- [Task details] Give the number of lines in the listing below that include the word "this", with nothing more.

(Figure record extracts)
Start
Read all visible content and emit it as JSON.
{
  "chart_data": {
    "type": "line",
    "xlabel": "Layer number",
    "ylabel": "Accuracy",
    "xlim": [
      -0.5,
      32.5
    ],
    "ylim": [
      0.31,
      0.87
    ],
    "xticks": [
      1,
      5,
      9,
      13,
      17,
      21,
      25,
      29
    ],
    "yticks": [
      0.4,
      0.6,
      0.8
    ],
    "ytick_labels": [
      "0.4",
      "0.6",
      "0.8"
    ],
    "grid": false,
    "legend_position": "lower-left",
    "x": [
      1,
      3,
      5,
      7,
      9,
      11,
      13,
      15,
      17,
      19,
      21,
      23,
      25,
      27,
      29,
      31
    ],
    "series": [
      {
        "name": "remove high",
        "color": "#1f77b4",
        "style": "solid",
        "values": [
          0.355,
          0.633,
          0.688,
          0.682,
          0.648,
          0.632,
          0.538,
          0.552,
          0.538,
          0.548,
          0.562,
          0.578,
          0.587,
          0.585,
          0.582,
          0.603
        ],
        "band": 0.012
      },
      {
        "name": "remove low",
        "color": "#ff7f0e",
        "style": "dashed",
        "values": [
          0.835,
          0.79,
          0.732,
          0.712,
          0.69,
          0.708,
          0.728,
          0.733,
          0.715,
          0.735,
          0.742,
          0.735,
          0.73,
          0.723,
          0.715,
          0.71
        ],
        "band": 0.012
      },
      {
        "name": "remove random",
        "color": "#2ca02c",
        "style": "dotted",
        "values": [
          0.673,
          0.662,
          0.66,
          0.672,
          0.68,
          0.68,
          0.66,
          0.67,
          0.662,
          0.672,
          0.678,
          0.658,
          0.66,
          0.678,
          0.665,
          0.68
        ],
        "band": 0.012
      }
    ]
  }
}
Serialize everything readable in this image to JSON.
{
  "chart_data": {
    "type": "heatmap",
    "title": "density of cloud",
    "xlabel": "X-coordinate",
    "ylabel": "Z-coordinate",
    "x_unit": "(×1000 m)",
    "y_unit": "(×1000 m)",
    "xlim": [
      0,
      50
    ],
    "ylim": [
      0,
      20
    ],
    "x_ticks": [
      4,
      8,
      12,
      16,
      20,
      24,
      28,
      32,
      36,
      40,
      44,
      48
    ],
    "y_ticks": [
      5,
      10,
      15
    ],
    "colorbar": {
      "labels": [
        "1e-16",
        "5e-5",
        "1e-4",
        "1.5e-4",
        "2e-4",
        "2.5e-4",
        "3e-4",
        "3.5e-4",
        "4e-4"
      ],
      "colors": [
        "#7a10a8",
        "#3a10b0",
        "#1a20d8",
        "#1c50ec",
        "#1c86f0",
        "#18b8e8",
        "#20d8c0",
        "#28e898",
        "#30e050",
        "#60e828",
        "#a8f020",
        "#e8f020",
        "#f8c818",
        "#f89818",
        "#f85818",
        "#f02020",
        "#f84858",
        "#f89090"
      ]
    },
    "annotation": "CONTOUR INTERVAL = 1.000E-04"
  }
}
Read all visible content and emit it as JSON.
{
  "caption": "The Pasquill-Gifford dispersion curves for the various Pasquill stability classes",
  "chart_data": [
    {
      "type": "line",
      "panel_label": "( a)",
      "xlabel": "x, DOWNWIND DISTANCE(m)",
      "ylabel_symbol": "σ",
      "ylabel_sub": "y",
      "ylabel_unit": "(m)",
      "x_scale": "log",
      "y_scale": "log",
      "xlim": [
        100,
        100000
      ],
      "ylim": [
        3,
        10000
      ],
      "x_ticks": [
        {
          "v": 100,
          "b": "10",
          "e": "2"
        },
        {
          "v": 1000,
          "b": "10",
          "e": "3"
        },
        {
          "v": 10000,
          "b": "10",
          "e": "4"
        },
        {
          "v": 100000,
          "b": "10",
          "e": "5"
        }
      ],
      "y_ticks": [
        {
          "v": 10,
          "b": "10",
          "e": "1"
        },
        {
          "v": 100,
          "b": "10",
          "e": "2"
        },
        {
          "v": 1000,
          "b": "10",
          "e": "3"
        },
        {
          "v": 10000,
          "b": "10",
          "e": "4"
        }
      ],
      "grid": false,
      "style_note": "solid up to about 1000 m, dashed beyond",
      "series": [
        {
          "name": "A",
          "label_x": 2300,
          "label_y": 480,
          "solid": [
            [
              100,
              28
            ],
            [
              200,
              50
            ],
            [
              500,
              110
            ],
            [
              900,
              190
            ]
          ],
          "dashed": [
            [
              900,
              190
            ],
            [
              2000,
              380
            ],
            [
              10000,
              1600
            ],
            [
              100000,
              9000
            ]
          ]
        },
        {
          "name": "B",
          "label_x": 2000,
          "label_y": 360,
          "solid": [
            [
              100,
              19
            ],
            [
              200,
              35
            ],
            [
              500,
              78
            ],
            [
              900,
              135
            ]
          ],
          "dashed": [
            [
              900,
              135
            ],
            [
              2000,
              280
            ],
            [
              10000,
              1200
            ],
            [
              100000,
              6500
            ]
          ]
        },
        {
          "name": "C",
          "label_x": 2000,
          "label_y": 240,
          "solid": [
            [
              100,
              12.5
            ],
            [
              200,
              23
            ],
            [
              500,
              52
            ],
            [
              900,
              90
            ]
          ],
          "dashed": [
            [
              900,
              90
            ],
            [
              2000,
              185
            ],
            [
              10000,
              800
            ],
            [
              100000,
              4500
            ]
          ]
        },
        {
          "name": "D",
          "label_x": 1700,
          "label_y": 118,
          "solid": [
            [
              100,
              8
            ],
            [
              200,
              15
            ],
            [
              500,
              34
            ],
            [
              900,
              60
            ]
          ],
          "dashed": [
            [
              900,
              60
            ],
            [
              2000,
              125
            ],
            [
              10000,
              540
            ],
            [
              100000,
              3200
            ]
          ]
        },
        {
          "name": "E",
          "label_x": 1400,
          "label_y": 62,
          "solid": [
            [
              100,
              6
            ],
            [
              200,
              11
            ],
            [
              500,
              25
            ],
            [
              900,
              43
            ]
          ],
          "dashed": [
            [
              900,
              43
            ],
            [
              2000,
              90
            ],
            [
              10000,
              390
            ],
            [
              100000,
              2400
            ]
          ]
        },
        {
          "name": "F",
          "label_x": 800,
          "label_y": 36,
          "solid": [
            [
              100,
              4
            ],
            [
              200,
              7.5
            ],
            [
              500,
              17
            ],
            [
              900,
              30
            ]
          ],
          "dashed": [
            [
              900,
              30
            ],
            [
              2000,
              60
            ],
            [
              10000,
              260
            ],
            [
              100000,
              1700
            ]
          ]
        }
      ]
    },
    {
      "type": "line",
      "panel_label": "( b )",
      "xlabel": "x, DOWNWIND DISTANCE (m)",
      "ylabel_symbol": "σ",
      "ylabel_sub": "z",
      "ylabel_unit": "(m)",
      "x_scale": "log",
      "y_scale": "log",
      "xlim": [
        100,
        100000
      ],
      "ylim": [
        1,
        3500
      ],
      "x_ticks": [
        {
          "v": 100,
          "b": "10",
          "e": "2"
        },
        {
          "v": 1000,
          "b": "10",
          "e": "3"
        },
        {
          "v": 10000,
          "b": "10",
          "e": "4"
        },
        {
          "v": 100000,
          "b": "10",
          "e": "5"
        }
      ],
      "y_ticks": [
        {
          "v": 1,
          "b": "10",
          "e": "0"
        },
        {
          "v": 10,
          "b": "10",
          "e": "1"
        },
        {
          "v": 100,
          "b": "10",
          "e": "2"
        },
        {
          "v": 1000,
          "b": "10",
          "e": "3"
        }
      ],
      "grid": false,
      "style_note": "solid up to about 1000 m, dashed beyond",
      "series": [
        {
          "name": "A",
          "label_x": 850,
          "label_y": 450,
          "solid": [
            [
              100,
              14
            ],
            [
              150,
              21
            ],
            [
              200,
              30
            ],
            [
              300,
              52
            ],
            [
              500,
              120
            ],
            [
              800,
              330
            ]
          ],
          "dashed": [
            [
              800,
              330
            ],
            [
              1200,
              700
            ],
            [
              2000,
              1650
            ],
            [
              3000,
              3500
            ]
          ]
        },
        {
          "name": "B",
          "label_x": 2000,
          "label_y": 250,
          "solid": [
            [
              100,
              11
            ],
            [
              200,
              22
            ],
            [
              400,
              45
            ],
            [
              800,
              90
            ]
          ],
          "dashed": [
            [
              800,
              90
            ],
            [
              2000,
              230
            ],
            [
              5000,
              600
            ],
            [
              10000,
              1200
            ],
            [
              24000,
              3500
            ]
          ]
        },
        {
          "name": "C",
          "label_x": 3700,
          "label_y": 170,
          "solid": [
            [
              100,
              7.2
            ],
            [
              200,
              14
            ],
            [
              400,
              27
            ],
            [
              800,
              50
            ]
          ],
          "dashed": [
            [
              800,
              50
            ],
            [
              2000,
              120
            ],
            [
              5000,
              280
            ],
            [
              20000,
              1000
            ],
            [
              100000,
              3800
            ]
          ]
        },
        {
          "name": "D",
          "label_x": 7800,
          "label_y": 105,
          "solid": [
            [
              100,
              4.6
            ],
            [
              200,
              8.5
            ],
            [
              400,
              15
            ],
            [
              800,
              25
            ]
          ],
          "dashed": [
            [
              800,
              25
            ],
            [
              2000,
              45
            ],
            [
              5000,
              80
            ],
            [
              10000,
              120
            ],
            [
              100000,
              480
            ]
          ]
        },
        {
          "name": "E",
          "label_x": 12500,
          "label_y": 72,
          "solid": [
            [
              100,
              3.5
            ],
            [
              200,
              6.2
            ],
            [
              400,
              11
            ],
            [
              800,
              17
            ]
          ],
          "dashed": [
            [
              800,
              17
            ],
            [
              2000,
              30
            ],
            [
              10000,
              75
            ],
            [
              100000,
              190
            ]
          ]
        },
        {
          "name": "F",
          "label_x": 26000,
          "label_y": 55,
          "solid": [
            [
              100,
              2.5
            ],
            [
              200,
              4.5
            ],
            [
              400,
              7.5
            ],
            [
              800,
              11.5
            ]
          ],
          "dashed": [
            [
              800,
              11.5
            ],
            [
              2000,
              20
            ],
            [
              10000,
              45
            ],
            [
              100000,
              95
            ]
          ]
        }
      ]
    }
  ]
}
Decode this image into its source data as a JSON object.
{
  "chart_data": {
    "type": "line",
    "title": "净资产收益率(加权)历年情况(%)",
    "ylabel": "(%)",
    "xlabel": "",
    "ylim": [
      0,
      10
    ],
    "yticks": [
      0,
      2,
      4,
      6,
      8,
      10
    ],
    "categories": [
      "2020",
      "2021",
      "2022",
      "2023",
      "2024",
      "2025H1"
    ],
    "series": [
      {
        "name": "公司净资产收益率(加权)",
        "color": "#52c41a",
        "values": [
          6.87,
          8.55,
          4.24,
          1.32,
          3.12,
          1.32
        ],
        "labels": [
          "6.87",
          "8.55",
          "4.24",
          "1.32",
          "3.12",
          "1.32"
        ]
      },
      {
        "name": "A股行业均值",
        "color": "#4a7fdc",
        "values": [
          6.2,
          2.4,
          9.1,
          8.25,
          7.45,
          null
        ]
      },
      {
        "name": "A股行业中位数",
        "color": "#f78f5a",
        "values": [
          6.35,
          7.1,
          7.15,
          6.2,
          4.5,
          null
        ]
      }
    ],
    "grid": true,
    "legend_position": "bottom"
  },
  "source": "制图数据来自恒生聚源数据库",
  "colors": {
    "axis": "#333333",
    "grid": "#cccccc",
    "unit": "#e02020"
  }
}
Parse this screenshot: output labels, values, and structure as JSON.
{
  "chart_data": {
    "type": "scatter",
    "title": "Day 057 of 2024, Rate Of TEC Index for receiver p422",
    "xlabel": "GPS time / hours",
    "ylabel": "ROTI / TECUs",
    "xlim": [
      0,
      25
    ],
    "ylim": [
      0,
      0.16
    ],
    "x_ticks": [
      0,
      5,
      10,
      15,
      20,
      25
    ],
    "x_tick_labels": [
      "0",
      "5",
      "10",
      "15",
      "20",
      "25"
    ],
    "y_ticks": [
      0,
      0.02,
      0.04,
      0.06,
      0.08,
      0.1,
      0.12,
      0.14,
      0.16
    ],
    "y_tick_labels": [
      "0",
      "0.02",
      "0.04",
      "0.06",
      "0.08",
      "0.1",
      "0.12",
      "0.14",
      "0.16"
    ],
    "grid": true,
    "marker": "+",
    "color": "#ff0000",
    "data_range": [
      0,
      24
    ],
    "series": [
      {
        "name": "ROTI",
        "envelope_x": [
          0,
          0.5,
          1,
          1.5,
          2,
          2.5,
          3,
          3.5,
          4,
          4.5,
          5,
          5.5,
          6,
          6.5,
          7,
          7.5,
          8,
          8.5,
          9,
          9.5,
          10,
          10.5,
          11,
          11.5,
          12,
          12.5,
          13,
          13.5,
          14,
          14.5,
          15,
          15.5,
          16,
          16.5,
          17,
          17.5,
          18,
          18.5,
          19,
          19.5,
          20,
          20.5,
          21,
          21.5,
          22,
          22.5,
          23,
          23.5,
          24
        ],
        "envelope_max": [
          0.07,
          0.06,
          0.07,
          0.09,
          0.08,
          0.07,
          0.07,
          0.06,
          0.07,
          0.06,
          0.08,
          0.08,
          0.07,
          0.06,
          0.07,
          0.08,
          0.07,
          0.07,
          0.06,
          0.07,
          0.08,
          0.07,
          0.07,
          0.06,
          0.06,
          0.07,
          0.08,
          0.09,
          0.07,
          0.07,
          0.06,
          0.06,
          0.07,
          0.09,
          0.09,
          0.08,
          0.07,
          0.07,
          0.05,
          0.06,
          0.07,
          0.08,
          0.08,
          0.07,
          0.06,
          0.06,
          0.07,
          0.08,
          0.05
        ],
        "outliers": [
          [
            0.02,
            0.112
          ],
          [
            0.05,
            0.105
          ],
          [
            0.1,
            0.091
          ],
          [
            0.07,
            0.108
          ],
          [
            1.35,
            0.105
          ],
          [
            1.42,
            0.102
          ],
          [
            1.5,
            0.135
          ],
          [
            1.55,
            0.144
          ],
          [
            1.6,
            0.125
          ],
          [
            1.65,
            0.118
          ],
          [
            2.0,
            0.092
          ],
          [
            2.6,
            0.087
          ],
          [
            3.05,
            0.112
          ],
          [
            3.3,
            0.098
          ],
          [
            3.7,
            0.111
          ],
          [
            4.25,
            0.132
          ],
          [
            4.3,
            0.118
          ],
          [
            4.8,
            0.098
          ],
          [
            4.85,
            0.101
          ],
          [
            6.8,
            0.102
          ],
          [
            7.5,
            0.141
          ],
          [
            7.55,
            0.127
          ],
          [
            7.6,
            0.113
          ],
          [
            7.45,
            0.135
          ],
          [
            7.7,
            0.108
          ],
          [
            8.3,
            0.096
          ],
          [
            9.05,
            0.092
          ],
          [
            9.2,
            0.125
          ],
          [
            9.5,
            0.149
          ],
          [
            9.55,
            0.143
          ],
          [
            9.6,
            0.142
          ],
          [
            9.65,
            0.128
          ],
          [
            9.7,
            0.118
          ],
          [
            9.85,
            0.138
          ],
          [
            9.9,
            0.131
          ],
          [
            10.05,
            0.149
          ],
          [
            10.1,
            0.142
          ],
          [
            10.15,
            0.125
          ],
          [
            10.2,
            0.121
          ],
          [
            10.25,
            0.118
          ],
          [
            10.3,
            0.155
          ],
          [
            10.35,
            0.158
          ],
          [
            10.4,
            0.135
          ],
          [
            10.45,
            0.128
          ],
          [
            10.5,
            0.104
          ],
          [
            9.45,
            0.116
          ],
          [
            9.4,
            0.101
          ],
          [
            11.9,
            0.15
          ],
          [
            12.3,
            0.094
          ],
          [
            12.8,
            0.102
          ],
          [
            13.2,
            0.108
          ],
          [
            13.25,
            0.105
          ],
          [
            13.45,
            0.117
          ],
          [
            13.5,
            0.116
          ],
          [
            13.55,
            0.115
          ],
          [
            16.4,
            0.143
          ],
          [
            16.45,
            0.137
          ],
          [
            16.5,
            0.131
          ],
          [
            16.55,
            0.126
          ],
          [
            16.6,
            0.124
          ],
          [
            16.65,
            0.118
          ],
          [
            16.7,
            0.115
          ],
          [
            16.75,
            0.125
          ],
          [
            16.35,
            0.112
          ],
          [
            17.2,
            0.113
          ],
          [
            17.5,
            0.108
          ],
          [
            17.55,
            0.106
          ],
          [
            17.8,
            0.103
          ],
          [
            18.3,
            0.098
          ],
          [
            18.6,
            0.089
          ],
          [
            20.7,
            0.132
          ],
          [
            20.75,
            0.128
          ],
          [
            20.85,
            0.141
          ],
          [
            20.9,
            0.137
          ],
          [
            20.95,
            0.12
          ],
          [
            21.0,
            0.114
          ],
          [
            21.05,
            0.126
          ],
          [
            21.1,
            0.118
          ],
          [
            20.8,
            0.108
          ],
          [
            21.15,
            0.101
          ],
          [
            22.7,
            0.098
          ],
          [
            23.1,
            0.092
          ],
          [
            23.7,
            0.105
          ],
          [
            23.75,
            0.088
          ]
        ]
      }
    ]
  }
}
End
- [The output] 3